- **STATED EXERCISE**
Output the items from the first line up to and including the line with "sst-band <box>102 591 921 603</box>" as a JSON list of strings, one string per line, skipping blank lines.

[Element placement data]
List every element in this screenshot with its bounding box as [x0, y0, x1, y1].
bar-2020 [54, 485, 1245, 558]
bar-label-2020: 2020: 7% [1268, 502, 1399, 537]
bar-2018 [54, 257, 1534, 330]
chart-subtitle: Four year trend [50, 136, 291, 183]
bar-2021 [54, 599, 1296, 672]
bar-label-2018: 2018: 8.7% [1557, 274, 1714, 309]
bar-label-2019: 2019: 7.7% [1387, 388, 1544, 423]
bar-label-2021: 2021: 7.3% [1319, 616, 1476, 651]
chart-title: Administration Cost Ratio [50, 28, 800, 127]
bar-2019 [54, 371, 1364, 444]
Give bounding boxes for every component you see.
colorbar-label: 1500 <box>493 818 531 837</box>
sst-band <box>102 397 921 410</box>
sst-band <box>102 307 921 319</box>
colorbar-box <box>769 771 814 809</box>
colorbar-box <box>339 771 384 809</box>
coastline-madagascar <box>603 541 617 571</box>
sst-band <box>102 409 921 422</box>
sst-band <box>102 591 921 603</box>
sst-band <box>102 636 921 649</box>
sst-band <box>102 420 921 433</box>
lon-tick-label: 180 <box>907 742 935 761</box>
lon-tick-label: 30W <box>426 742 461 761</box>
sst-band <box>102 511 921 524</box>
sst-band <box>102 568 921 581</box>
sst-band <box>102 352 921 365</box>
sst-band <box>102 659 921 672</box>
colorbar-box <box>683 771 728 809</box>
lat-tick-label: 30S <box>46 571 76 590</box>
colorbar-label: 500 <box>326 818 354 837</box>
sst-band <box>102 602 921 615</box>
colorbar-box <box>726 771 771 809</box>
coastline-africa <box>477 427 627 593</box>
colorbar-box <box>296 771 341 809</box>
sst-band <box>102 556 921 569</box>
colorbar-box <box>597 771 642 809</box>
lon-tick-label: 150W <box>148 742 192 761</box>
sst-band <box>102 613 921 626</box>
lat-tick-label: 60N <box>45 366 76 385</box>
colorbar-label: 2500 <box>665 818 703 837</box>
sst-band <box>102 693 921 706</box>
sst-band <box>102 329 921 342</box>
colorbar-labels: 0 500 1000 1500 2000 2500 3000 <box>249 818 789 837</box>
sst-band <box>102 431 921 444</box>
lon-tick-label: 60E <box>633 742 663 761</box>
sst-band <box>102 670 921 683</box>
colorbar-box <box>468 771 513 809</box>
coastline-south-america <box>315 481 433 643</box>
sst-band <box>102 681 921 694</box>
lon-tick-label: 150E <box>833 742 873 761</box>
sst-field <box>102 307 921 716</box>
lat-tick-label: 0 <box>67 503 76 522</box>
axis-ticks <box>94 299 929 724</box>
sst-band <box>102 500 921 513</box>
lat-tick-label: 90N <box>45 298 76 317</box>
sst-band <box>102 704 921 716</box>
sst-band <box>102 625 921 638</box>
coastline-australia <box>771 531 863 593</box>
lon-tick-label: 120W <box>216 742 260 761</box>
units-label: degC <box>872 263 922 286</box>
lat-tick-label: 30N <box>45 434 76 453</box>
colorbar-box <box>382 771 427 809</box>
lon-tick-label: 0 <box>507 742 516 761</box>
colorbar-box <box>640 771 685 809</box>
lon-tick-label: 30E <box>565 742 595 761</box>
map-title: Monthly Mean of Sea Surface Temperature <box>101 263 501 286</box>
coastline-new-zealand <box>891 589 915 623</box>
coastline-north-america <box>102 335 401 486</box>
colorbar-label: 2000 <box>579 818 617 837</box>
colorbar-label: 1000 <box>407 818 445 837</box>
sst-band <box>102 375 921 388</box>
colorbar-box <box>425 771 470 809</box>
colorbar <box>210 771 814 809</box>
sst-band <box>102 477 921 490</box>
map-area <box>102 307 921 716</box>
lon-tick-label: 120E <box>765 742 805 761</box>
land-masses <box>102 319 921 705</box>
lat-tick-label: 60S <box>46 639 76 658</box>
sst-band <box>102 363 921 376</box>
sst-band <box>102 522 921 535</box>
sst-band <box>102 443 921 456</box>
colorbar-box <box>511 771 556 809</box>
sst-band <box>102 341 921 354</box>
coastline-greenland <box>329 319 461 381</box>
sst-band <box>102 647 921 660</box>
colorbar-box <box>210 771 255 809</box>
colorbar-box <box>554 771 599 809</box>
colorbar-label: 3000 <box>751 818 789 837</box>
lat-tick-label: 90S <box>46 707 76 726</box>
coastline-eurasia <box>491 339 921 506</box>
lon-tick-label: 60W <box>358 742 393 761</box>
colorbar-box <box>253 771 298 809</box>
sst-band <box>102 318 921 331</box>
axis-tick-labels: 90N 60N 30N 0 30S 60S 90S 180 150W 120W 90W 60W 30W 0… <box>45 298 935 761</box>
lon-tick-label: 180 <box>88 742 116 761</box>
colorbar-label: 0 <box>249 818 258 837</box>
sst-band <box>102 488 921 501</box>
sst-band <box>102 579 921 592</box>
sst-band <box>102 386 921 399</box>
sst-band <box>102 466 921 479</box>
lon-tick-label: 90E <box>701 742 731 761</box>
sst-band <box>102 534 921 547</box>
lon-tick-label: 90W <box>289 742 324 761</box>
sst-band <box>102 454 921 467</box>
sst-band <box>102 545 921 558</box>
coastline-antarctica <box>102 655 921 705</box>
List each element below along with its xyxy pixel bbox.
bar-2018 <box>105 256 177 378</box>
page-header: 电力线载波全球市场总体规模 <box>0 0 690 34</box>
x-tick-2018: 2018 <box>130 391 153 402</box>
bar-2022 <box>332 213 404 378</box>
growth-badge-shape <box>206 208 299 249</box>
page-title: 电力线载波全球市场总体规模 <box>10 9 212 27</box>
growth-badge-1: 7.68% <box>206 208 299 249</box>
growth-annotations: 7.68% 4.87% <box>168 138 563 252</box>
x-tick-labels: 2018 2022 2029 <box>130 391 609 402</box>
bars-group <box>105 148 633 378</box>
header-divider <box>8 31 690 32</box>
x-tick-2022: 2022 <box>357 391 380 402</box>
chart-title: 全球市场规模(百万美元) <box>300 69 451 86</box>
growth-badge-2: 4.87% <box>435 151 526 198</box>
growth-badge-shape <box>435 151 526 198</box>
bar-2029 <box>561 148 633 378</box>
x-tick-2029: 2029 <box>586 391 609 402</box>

- **FINISHED TASK**
[
  "List every element in this screenshot with its bounding box as [x0, y0, x1, y1].",
  "bar-2020 [54, 485, 1245, 558]",
  "bar-label-2020: 2020: 7% [1268, 502, 1399, 537]",
  "bar-2018 [54, 257, 1534, 330]",
  "chart-subtitle: Four year trend [50, 136, 291, 183]",
  "bar-2021 [54, 599, 1296, 672]",
  "bar-label-2018: 2018: 8.7% [1557, 274, 1714, 309]",
  "bar-label-2019: 2019: 7.7% [1387, 388, 1544, 423]",
  "bar-label-2021: 2021: 7.3% [1319, 616, 1476, 651]",
  "chart-title: Administration Cost Ratio [50, 28, 800, 127]",
  "bar-2019 [54, 371, 1364, 444]",
  "Give bounding boxes for every component you see.",
  "colorbar-label: 1500 <box>493 818 531 837</box>",
  "sst-band <box>102 397 921 410</box>",
  "sst-band <box>102 307 921 319</box>",
  "colorbar-box <box>769 771 814 809</box>",
  "colorbar-box <box>339 771 384 809</box>",
  "coastline-madagascar <box>603 541 617 571</box>",
  "sst-band <box>102 409 921 422</box>",
  "sst-band <box>102 591 921 603</box>"
]